• Exercise goal: Quote the data below in full, please, without altering anything.

::::

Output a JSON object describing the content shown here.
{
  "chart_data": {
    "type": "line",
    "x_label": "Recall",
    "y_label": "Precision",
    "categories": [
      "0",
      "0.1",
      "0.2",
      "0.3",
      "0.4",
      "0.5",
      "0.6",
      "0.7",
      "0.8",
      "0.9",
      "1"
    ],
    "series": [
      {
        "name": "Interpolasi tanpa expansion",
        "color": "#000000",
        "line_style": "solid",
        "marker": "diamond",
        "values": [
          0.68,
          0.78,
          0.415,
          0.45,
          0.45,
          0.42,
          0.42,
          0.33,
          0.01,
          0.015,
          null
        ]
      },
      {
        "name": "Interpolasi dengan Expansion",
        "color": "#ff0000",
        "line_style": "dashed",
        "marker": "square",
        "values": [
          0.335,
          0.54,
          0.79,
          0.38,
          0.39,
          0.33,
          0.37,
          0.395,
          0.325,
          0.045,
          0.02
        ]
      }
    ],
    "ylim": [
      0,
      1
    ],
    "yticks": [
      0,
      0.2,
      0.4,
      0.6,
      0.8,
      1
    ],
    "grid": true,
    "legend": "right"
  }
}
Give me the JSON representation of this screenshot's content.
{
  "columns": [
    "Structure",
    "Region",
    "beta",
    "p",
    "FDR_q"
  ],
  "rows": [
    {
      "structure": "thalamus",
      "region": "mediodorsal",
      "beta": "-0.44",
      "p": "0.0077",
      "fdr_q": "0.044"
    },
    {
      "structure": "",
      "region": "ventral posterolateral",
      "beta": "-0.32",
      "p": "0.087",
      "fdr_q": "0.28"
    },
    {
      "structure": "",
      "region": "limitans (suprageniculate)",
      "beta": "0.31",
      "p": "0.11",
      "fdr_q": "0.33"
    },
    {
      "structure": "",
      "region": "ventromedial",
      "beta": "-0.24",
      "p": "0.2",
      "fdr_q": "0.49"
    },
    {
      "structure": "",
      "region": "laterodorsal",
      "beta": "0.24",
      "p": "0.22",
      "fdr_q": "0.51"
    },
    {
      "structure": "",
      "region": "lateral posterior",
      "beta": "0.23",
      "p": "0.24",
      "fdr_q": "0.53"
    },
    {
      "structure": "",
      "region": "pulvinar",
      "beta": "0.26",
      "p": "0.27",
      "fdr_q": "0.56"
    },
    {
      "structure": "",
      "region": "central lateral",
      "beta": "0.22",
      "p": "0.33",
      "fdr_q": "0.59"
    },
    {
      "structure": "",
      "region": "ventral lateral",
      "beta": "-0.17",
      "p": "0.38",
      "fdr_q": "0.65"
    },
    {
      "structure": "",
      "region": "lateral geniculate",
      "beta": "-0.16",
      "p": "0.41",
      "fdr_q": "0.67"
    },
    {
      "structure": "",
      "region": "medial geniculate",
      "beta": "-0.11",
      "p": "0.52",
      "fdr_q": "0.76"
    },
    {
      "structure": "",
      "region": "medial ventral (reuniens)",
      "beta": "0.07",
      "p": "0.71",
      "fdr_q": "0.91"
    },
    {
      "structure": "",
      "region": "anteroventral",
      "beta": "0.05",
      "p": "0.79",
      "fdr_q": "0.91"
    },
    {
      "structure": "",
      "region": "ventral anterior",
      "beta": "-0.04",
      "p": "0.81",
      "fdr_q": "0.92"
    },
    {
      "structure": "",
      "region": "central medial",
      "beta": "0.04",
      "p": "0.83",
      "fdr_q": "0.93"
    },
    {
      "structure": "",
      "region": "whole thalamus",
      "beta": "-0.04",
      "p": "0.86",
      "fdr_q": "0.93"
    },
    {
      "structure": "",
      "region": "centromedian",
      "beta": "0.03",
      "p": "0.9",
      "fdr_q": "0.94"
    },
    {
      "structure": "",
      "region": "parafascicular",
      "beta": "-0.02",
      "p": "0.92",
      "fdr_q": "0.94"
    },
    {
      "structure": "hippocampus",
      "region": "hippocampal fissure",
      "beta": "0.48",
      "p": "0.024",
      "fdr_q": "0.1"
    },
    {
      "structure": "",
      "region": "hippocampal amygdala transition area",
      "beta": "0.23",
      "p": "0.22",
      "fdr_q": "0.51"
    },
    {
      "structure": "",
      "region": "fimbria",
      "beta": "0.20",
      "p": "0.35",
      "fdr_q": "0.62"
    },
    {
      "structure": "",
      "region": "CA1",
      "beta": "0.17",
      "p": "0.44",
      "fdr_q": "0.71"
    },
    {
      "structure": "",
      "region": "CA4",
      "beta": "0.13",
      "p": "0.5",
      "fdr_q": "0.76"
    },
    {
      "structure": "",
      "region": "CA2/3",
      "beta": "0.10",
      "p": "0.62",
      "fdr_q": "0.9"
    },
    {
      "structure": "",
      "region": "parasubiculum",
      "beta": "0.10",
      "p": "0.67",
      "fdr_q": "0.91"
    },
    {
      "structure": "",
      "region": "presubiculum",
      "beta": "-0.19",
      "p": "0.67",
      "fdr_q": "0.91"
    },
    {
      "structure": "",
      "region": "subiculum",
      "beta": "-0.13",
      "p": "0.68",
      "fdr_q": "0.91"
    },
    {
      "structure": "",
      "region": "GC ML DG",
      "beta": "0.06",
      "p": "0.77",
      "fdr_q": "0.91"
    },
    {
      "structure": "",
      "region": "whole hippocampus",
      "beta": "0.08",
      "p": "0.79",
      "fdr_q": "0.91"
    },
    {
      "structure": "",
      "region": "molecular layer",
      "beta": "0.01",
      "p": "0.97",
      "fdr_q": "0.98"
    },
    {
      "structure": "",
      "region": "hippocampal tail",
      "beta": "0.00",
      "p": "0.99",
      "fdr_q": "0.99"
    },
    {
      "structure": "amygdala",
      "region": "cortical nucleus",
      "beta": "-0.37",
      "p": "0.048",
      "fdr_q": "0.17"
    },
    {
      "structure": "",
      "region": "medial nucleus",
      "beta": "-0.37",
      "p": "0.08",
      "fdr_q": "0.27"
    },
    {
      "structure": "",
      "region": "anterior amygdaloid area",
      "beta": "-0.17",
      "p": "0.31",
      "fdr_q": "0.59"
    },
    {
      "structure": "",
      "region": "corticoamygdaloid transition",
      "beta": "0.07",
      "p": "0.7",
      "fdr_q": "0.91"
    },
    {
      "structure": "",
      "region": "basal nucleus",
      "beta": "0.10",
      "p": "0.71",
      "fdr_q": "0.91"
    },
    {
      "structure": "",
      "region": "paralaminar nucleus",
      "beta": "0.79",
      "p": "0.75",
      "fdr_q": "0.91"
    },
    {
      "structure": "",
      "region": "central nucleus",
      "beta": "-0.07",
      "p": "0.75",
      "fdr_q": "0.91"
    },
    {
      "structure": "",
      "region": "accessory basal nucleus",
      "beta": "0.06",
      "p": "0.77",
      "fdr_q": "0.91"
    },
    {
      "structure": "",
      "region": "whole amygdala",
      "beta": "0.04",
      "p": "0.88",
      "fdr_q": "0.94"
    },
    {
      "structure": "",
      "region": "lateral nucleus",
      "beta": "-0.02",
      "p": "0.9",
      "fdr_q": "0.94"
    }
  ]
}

::::

• Exercise response:
Output a JSON object describing the content shown here.
{
  "chart_data": {
    "type": "line",
    "x_label": "Recall",
    "y_label": "Precision",
    "categories": [
      "0",
      "0.1",
      "0.2",
      "0.3",
      "0.4",
      "0.5",
      "0.6",
      "0.7",
      "0.8",
      "0.9",
      "1"
    ],
    "series": [
      {
        "name": "Interpolasi tanpa expansion",
        "color": "#000000",
        "line_style": "solid",
        "marker": "diamond",
        "values": [
          0.68,
          0.78,
          0.415,
          0.45,
          0.45,
          0.42,
          0.42,
          0.33,
          0.01,
          0.015,
          null
        ]
      },
      {
        "name": "Interpolasi dengan Expansion",
        "color": "#ff0000",
        "line_style": "dashed",
        "marker": "square",
        "values": [
          0.335,
          0.54,
          0.79,
          0.38,
          0.39,
          0.33,
          0.37,
          0.395,
          0.325,
          0.045,
          0.02
        ]
      }
    ],
    "ylim": [
      0,
      1
    ],
    "yticks": [
      0,
      0.2,
      0.4,
      0.6,
      0.8,
      1
    ],
    "grid": true,
    "legend": "right"
  }
}
Give me the JSON representation of this screenshot's content.
{
  "columns": [
    "Structure",
    "Region",
    "beta",
    "p",
    "FDR_q"
  ],
  "rows": [
    {
      "structure": "thalamus",
      "region": "mediodorsal",
      "beta": "-0.44",
      "p": "0.0077",
      "fdr_q": "0.044"
    },
    {
      "structure": "",
      "region": "ventral posterolateral",
      "beta": "-0.32",
      "p": "0.087",
      "fdr_q": "0.28"
    },
    {
      "structure": "",
      "region": "limitans (suprageniculate)",
      "beta": "0.31",
      "p": "0.11",
      "fdr_q": "0.33"
    },
    {
      "structure": "",
      "region": "ventromedial",
      "beta": "-0.24",
      "p": "0.2",
      "fdr_q": "0.49"
    },
    {
      "structure": "",
      "region": "laterodorsal",
      "beta": "0.24",
      "p": "0.22",
      "fdr_q": "0.51"
    },
    {
      "structure": "",
      "region": "lateral posterior",
      "beta": "0.23",
      "p": "0.24",
      "fdr_q": "0.53"
    },
    {
      "structure": "",
      "region": "pulvinar",
      "beta": "0.26",
      "p": "0.27",
      "fdr_q": "0.56"
    },
    {
      "structure": "",
      "region": "central lateral",
      "beta": "0.22",
      "p": "0.33",
      "fdr_q": "0.59"
    },
    {
      "structure": "",
      "region": "ventral lateral",
      "beta": "-0.17",
      "p": "0.38",
      "fdr_q": "0.65"
    },
    {
      "structure": "",
      "region": "lateral geniculate",
      "beta": "-0.16",
      "p": "0.41",
      "fdr_q": "0.67"
    },
    {
      "structure": "",
      "region": "medial geniculate",
      "beta": "-0.11",
      "p": "0.52",
      "fdr_q": "0.76"
    },
    {
      "structure": "",
      "region": "medial ventral (reuniens)",
      "beta": "0.07",
      "p": "0.71",
      "fdr_q": "0.91"
    },
    {
      "structure": "",
      "region": "anteroventral",
      "beta": "0.05",
      "p": "0.79",
      "fdr_q": "0.91"
    },
    {
      "structure": "",
      "region": "ventral anterior",
      "beta": "-0.04",
      "p": "0.81",
      "fdr_q": "0.92"
    },
    {
      "structure": "",
      "region": "central medial",
      "beta": "0.04",
      "p": "0.83",
      "fdr_q": "0.93"
    },
    {
      "structure": "",
      "region": "whole thalamus",
      "beta": "-0.04",
      "p": "0.86",
      "fdr_q": "0.93"
    },
    {
      "structure": "",
      "region": "centromedian",
      "beta": "0.03",
      "p": "0.9",
      "fdr_q": "0.94"
    },
    {
      "structure": "",
      "region": "parafascicular",
      "beta": "-0.02",
      "p": "0.92",
      "fdr_q": "0.94"
    },
    {
      "structure": "hippocampus",
      "region": "hippocampal fissure",
      "beta": "0.48",
      "p": "0.024",
      "fdr_q": "0.1"
    },
    {
      "structure": "",
      "region": "hippocampal amygdala transition area",
      "beta": "0.23",
      "p": "0.22",
      "fdr_q": "0.51"
    },
    {
      "structure": "",
      "region": "fimbria",
      "beta": "0.20",
      "p": "0.35",
      "fdr_q": "0.62"
    },
    {
      "structure": "",
      "region": "CA1",
      "beta": "0.17",
      "p": "0.44",
      "fdr_q": "0.71"
    },
    {
      "structure": "",
      "region": "CA4",
      "beta": "0.13",
      "p": "0.5",
      "fdr_q": "0.76"
    },
    {
      "structure": "",
      "region": "CA2/3",
      "beta": "0.10",
      "p": "0.62",
      "fdr_q": "0.9"
    },
    {
      "structure": "",
      "region": "parasubiculum",
      "beta": "0.10",
      "p": "0.67",
      "fdr_q": "0.91"
    },
    {
      "structure": "",
      "region": "presubiculum",
      "beta": "-0.19",
      "p": "0.67",
      "fdr_q": "0.91"
    },
    {
      "structure": "",
      "region": "subiculum",
      "beta": "-0.13",
      "p": "0.68",
      "fdr_q": "0.91"
    },
    {
      "structure": "",
      "region": "GC ML DG",
      "beta": "0.06",
      "p": "0.77",
      "fdr_q": "0.91"
    },
    {
      "structure": "",
      "region": "whole hippocampus",
      "beta": "0.08",
      "p": "0.79",
      "fdr_q": "0.91"
    },
    {
      "structure": "",
      "region": "molecular layer",
      "beta": "0.01",
      "p": "0.97",
      "fdr_q": "0.98"
    },
    {
      "structure": "",
      "region": "hippocampal tail",
      "beta": "0.00",
      "p": "0.99",
      "fdr_q": "0.99"
    },
    {
      "structure": "amygdala",
      "region": "cortical nucleus",
      "beta": "-0.37",
      "p": "0.048",
      "fdr_q": "0.17"
    },
    {
      "structure": "",
      "region": "medial nucleus",
      "beta": "-0.37",
      "p": "0.08",
      "fdr_q": "0.27"
    },
    {
      "structure": "",
      "region": "anterior amygdaloid area",
      "beta": "-0.17",
      "p": "0.31",
      "fdr_q": "0.59"
    },
    {
      "structure": "",
      "region": "corticoamygdaloid transition",
      "beta": "0.07",
      "p": "0.7",
      "fdr_q": "0.91"
    },
    {
      "structure": "",
      "region": "basal nucleus",
      "beta": "0.10",
      "p": "0.71",
      "fdr_q": "0.91"
    },
    {
      "structure": "",
      "region": "paralaminar nucleus",
      "beta": "0.79",
      "p": "0.75",
      "fdr_q": "0.91"
    },
    {
      "structure": "",
      "region": "central nucleus",
      "beta": "-0.07",
      "p": "0.75",
      "fdr_q": "0.91"
    },
    {
      "structure": "",
      "region": "accessory basal nucleus",
      "beta": "0.06",
      "p": "0.77",
      "fdr_q": "0.91"
    },
    {
      "structure": "",
      "region": "whole amygdala",
      "beta": "0.04",
      "p": "0.88",
      "fdr_q": "0.94"
    },
    {
      "structure": "",
      "region": "lateral nucleus",
      "beta": "-0.02",
      "p": "0.9",
      "fdr_q": "0.94"
    }
  ]
}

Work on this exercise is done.